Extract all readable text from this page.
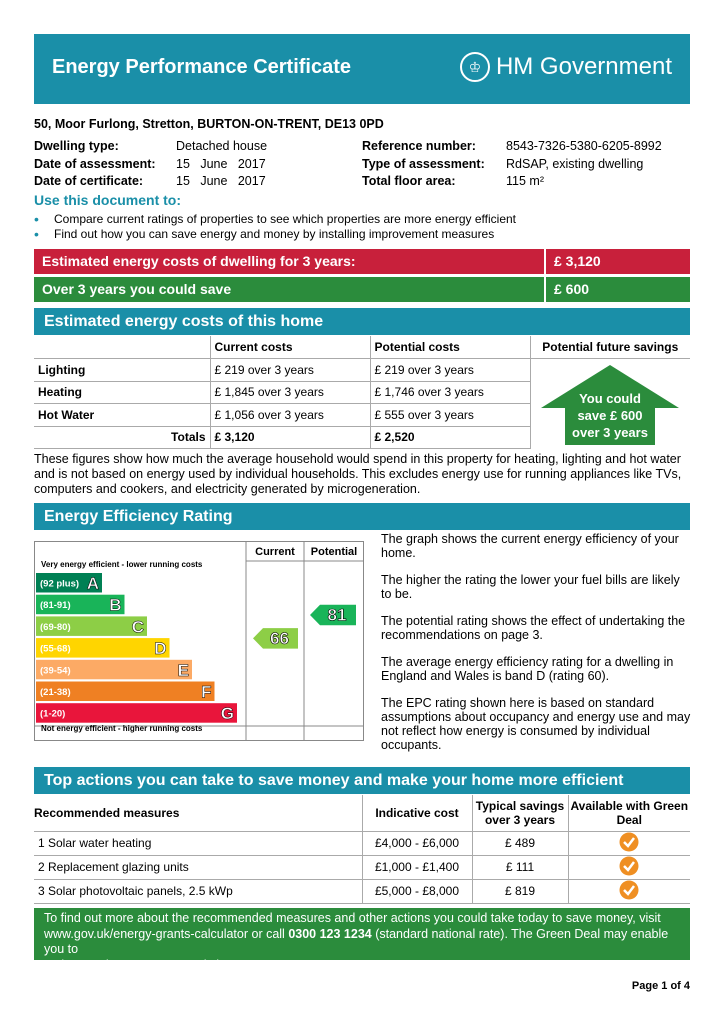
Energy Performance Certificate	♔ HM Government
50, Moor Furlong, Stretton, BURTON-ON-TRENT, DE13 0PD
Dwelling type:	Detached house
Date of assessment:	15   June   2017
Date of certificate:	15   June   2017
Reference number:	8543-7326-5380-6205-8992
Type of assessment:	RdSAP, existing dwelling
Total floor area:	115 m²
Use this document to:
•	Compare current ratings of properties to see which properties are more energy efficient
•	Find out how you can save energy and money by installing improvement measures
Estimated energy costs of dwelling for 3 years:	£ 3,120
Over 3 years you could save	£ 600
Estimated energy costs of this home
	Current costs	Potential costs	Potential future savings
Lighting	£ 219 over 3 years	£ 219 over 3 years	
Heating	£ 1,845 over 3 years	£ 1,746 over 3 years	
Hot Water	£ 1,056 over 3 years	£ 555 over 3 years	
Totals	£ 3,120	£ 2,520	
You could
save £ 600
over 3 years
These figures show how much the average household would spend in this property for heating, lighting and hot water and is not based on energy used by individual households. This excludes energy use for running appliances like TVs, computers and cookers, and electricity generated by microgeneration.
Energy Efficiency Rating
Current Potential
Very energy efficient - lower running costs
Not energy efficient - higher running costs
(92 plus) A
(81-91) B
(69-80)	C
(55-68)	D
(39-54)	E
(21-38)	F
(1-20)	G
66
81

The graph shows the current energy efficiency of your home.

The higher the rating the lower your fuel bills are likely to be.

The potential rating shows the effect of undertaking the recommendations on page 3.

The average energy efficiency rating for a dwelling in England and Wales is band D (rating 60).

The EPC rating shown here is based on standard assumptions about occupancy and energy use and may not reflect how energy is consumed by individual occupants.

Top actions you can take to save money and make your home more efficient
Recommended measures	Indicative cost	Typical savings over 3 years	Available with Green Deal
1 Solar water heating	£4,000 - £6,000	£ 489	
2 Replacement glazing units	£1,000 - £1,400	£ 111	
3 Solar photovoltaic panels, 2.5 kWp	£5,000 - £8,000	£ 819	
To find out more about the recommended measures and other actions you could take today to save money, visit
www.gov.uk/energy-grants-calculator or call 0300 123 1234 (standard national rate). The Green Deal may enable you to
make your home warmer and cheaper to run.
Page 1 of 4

#####

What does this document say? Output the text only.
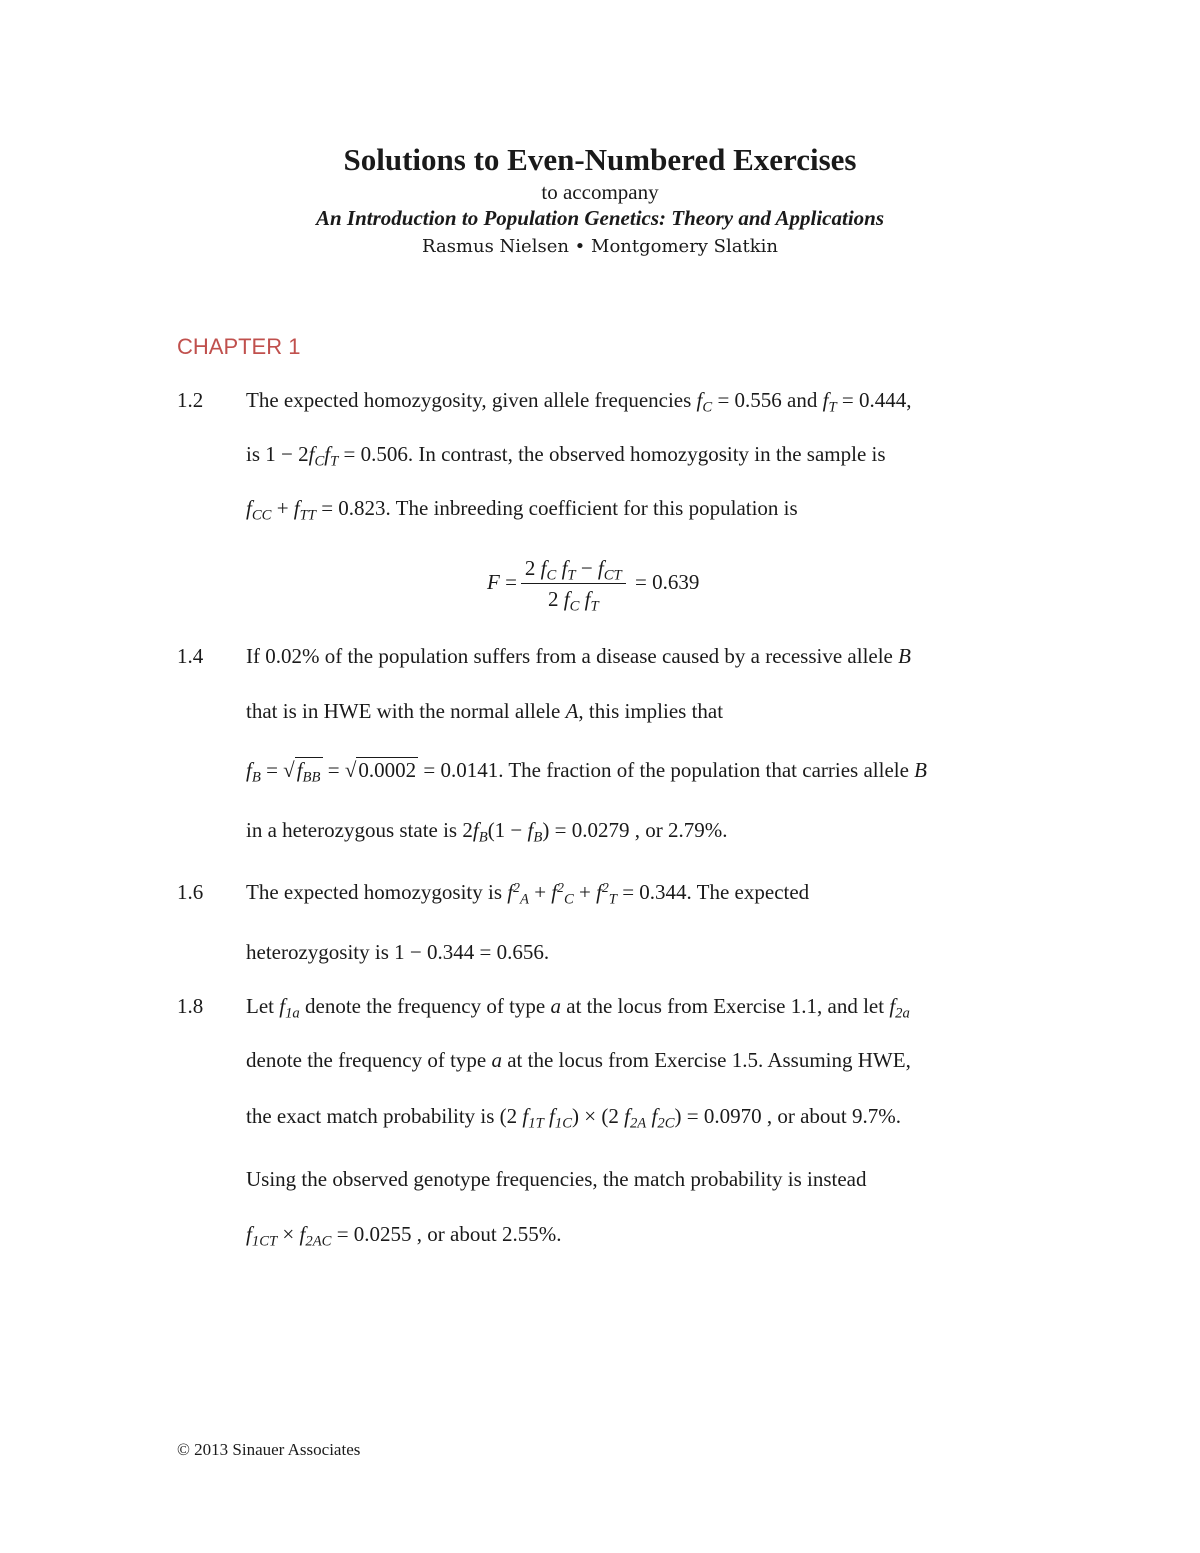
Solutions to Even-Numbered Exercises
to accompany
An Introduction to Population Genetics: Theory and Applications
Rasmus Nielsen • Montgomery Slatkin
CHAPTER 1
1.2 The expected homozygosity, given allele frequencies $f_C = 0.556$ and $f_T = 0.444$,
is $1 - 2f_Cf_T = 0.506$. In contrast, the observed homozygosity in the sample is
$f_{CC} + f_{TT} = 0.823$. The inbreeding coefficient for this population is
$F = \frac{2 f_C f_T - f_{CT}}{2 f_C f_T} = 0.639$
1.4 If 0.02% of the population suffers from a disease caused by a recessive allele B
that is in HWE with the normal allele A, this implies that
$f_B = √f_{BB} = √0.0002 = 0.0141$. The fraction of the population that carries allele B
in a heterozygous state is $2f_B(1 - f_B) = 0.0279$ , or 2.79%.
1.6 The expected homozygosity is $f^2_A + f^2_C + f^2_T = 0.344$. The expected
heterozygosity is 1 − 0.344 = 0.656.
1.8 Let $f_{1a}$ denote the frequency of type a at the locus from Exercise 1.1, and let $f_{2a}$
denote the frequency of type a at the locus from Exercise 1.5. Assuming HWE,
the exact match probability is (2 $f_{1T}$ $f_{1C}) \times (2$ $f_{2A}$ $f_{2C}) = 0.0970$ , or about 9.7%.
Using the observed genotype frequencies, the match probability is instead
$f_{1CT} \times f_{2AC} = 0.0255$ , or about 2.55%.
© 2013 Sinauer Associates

#####

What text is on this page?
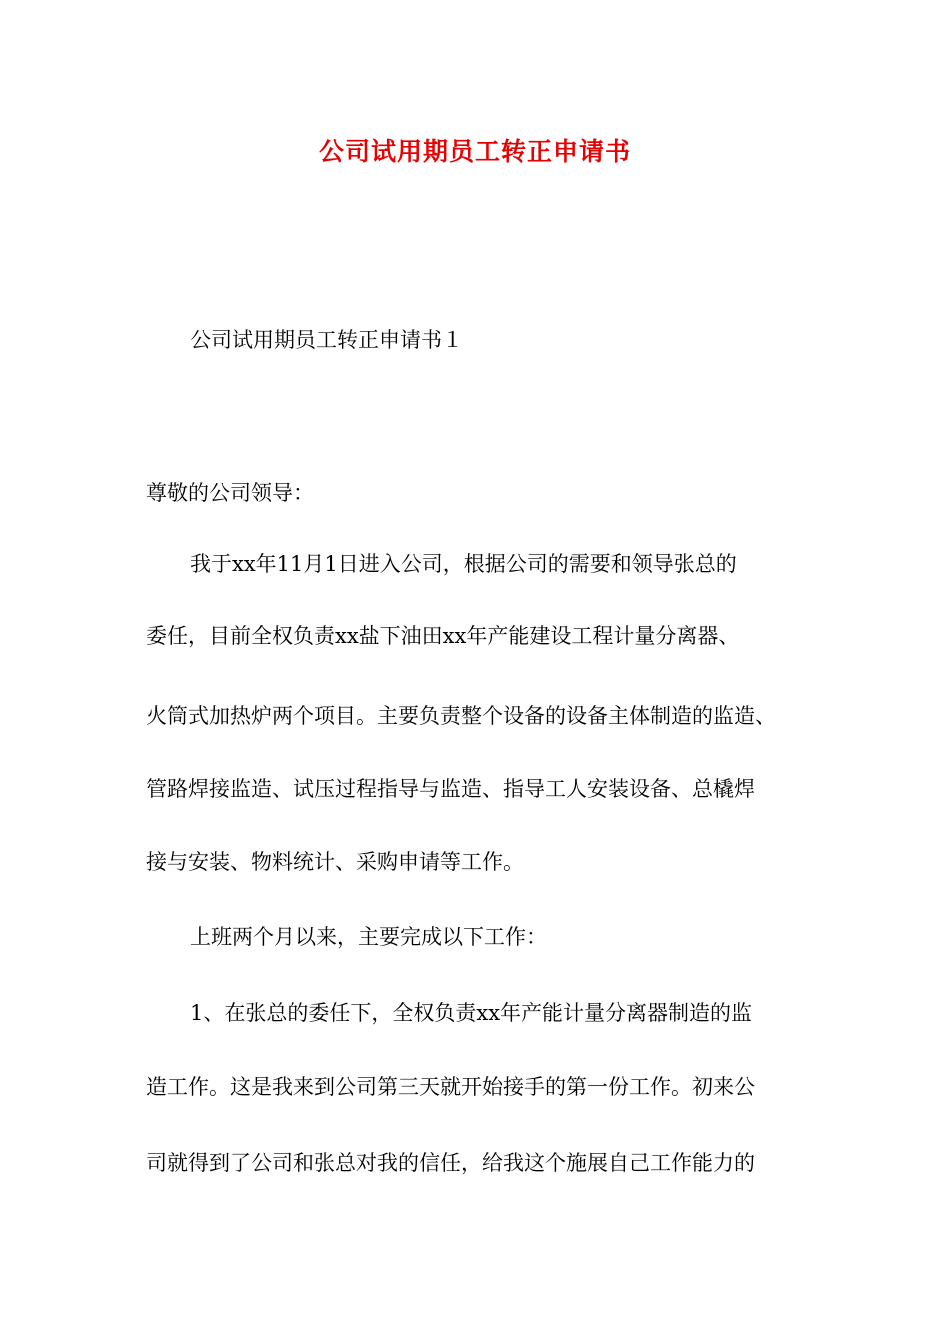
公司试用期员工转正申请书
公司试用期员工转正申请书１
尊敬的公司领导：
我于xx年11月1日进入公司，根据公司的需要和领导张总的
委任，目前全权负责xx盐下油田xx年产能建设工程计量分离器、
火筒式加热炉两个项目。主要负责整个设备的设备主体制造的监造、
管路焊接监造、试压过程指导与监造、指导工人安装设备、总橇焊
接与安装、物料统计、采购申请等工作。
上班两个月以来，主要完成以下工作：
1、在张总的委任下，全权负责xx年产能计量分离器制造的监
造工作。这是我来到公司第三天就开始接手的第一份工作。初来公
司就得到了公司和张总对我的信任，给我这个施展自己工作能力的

#####

# Required task:
Identify each line holding the string "text", and copy it out.

# Worked solution:
Extract all readable text from this page.
What does this document say? Output the text only.
What text is on this page?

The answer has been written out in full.